* [Problem description]
Return the complete listing that follows, with each line reproduced exactly.

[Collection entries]

◇ ◇ ◇ ◇

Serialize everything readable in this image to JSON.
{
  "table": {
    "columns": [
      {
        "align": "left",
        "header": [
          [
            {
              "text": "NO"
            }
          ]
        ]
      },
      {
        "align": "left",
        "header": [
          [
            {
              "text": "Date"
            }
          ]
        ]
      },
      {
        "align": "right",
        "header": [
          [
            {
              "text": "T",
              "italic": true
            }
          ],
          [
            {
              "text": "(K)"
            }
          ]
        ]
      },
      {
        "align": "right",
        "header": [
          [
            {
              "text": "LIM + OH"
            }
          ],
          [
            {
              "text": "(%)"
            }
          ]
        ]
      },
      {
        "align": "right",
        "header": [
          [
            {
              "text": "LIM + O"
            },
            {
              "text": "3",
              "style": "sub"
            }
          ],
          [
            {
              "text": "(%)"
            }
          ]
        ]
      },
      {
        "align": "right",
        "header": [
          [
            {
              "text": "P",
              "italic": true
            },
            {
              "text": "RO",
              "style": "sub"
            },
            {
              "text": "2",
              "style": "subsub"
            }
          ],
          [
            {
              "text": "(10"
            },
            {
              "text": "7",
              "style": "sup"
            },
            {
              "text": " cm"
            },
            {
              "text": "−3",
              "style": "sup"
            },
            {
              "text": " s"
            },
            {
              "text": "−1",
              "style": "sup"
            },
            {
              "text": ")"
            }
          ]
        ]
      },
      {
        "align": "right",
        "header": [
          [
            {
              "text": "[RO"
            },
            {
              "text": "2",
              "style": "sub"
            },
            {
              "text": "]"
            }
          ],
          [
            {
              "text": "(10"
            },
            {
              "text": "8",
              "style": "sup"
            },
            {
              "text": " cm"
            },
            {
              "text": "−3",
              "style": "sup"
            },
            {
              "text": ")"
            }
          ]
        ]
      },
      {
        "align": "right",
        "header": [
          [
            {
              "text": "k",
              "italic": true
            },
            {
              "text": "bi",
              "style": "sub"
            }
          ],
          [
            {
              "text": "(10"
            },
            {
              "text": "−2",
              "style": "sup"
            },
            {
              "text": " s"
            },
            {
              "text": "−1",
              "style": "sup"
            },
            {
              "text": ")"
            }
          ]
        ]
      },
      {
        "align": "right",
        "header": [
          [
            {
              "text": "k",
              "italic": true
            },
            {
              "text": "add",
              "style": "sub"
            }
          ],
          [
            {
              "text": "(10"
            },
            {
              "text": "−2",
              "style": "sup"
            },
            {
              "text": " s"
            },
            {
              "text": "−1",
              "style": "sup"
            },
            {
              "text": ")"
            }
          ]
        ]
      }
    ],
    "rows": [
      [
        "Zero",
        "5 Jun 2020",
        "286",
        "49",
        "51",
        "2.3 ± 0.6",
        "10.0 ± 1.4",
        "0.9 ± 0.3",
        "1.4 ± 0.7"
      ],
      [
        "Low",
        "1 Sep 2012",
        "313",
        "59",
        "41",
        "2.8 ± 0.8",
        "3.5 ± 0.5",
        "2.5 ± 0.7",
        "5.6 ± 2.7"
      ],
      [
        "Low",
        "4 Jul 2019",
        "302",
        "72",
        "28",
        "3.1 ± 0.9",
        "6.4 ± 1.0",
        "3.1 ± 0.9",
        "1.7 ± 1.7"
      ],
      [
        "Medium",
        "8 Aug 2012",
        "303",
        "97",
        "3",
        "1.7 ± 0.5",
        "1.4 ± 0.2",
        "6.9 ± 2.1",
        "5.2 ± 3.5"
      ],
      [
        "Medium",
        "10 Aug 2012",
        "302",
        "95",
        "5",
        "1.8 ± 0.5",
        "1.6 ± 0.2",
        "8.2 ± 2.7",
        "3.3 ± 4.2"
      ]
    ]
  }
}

◇ ◇ ◇ ◇

* [Written reply]
Serialize everything readable in this image to JSON.
{
  "table": {
    "columns": [
      {
        "align": "left",
        "header": [
          [
            {
              "text": "NO"
            }
          ]
        ]
      },
      {
        "align": "left",
        "header": [
          [
            {
              "text": "Date"
            }
          ]
        ]
      },
      {
        "align": "right",
        "header": [
          [
            {
              "text": "T",
              "italic": true
            }
          ],
          [
            {
              "text": "(K)"
            }
          ]
        ]
      },
      {
        "align": "right",
        "header": [
          [
            {
              "text": "LIM + OH"
            }
          ],
          [
            {
              "text": "(%)"
            }
          ]
        ]
      },
      {
        "align": "right",
        "header": [
          [
            {
              "text": "LIM + O"
            },
            {
              "text": "3",
              "style": "sub"
            }
          ],
          [
            {
              "text": "(%)"
            }
          ]
        ]
      },
      {
        "align": "right",
        "header": [
          [
            {
              "text": "P",
              "italic": true
            },
            {
              "text": "RO",
              "style": "sub"
            },
            {
              "text": "2",
              "style": "subsub"
            }
          ],
          [
            {
              "text": "(10"
            },
            {
              "text": "7",
              "style": "sup"
            },
            {
              "text": " cm"
            },
            {
              "text": "−3",
              "style": "sup"
            },
            {
              "text": " s"
            },
            {
              "text": "−1",
              "style": "sup"
            },
            {
              "text": ")"
            }
          ]
        ]
      },
      {
        "align": "right",
        "header": [
          [
            {
              "text": "[RO"
            },
            {
              "text": "2",
              "style": "sub"
            },
            {
              "text": "]"
            }
          ],
          [
            {
              "text": "(10"
            },
            {
              "text": "8",
              "style": "sup"
            },
            {
              "text": " cm"
            },
            {
              "text": "−3",
              "style": "sup"
            },
            {
              "text": ")"
            }
          ]
        ]
      },
      {
        "align": "right",
        "header": [
          [
            {
              "text": "k",
              "italic": true
            },
            {
              "text": "bi",
              "style": "sub"
            }
          ],
          [
            {
              "text": "(10"
            },
            {
              "text": "−2",
              "style": "sup"
            },
            {
              "text": " s"
            },
            {
              "text": "−1",
              "style": "sup"
            },
            {
              "text": ")"
            }
          ]
        ]
      },
      {
        "align": "right",
        "header": [
          [
            {
              "text": "k",
              "italic": true
            },
            {
              "text": "add",
              "style": "sub"
            }
          ],
          [
            {
              "text": "(10"
            },
            {
              "text": "−2",
              "style": "sup"
            },
            {
              "text": " s"
            },
            {
              "text": "−1",
              "style": "sup"
            },
            {
              "text": ")"
            }
          ]
        ]
      }
    ],
    "rows": [
      [
        "Zero",
        "5 Jun 2020",
        "286",
        "49",
        "51",
        "2.3 ± 0.6",
        "10.0 ± 1.4",
        "0.9 ± 0.3",
        "1.4 ± 0.7"
      ],
      [
        "Low",
        "1 Sep 2012",
        "313",
        "59",
        "41",
        "2.8 ± 0.8",
        "3.5 ± 0.5",
        "2.5 ± 0.7",
        "5.6 ± 2.7"
      ],
      [
        "Low",
        "4 Jul 2019",
        "302",
        "72",
        "28",
        "3.1 ± 0.9",
        "6.4 ± 1.0",
        "3.1 ± 0.9",
        "1.7 ± 1.7"
      ],
      [
        "Medium",
        "8 Aug 2012",
        "303",
        "97",
        "3",
        "1.7 ± 0.5",
        "1.4 ± 0.2",
        "6.9 ± 2.1",
        "5.2 ± 3.5"
      ],
      [
        "Medium",
        "10 Aug 2012",
        "302",
        "95",
        "5",
        "1.8 ± 0.5",
        "1.6 ± 0.2",
        "8.2 ± 2.7",
        "3.3 ± 4.2"
      ]
    ]
  }
}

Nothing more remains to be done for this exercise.